**Raw data**
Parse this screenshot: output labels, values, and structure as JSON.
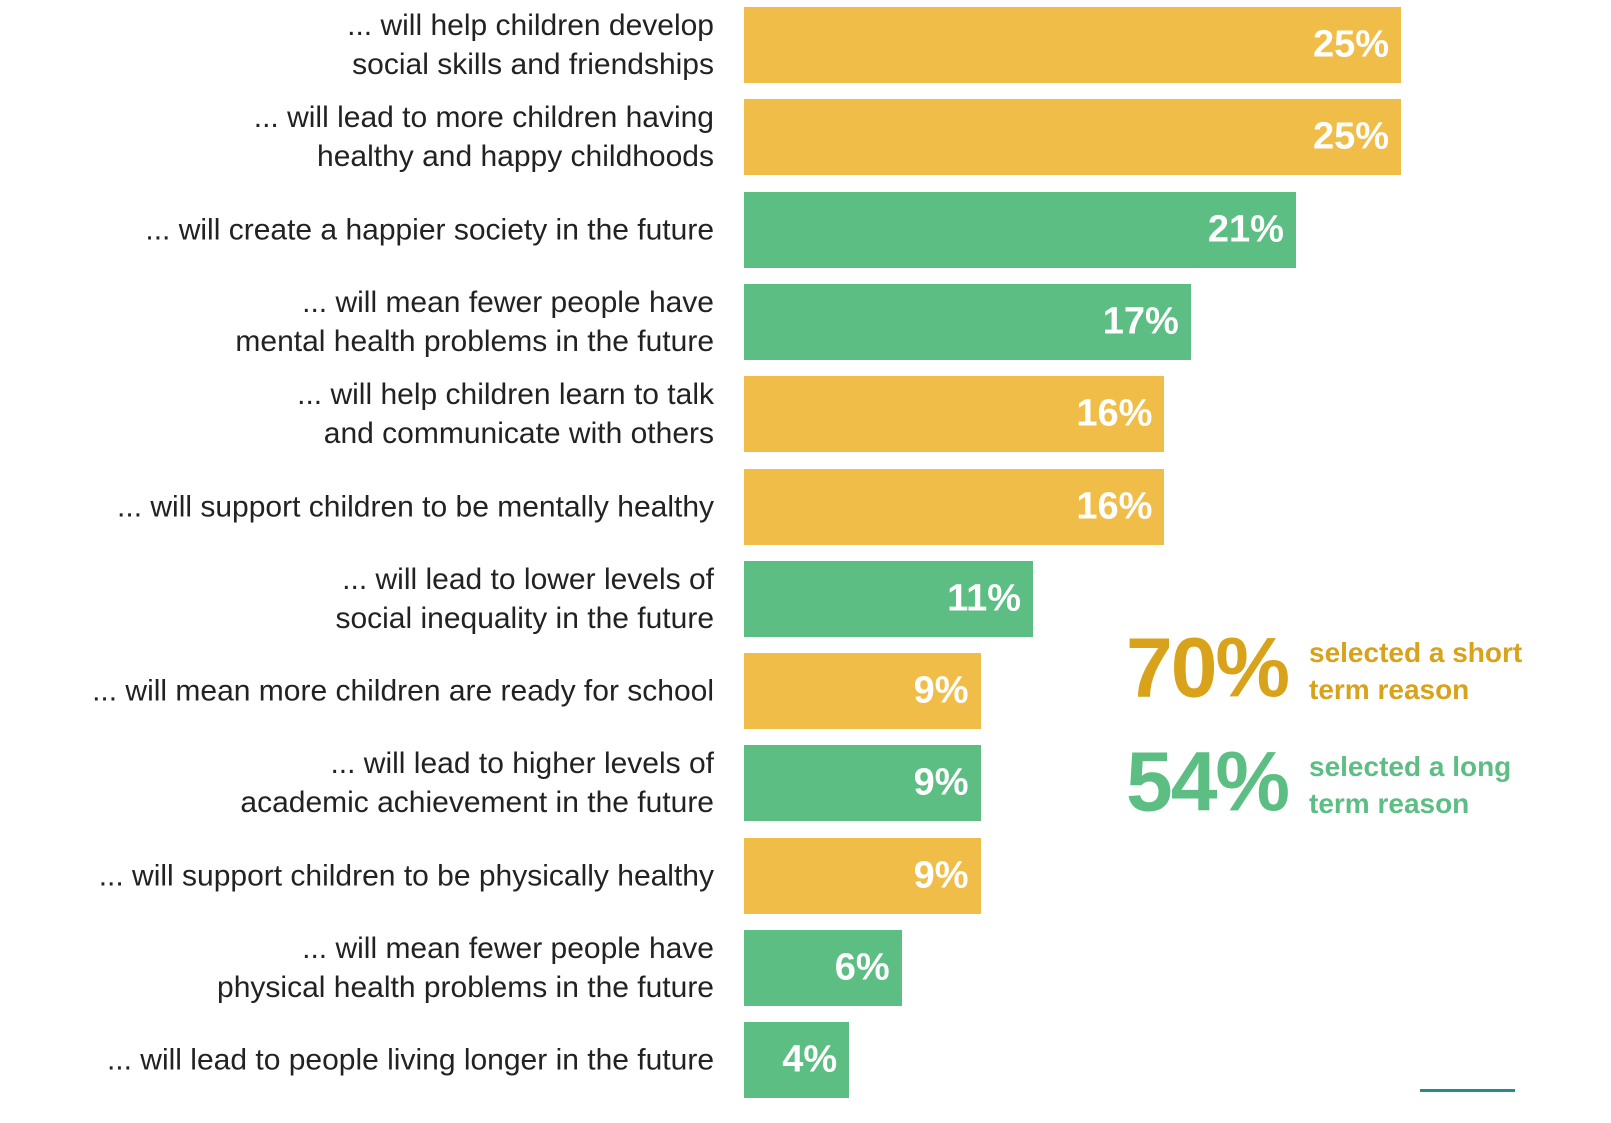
{
  "chart_data": {
    "type": "bar",
    "orientation": "horizontal",
    "categories": [
      "... will help children develop\nsocial skills and friendships",
      "... will lead to more children having\nhealthy and happy childhoods",
      "... will create a happier society in the future",
      "... will mean fewer people have\nmental health problems in the future",
      "... will help children learn to talk\nand communicate with others",
      "... will support children to be mentally healthy",
      "... will lead to lower levels of\nsocial inequality in the future",
      "... will mean more children are ready for school",
      "... will lead to higher levels of\nacademic achievement in the future",
      "... will support children to be physically healthy",
      "... will mean fewer people have\nphysical health problems in the future",
      "... will lead to people living longer in the future"
    ],
    "values": [
      25,
      25,
      21,
      17,
      16,
      16,
      11,
      9,
      9,
      9,
      6,
      4
    ],
    "value_labels": [
      "25%",
      "25%",
      "21%",
      "17%",
      "16%",
      "16%",
      "11%",
      "9%",
      "9%",
      "9%",
      "6%",
      "4%"
    ],
    "colors": [
      "#f0be48",
      "#f0be48",
      "#5dbe84",
      "#5dbe84",
      "#f0be48",
      "#f0be48",
      "#5dbe84",
      "#f0be48",
      "#5dbe84",
      "#f0be48",
      "#5dbe84",
      "#5dbe84"
    ],
    "annotations": [
      {
        "value": "70%",
        "text": "selected a short\nterm reason",
        "color": "#d9a21b"
      },
      {
        "value": "54%",
        "text": "selected a long\nterm reason",
        "color": "#5dbe84"
      }
    ]
  }
}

**Task to carry out**
Check every line for "support" and show the ones that have it.

**Result for this task**
      "... will support children to be mentally healthy",
      "... will support children to be physically healthy",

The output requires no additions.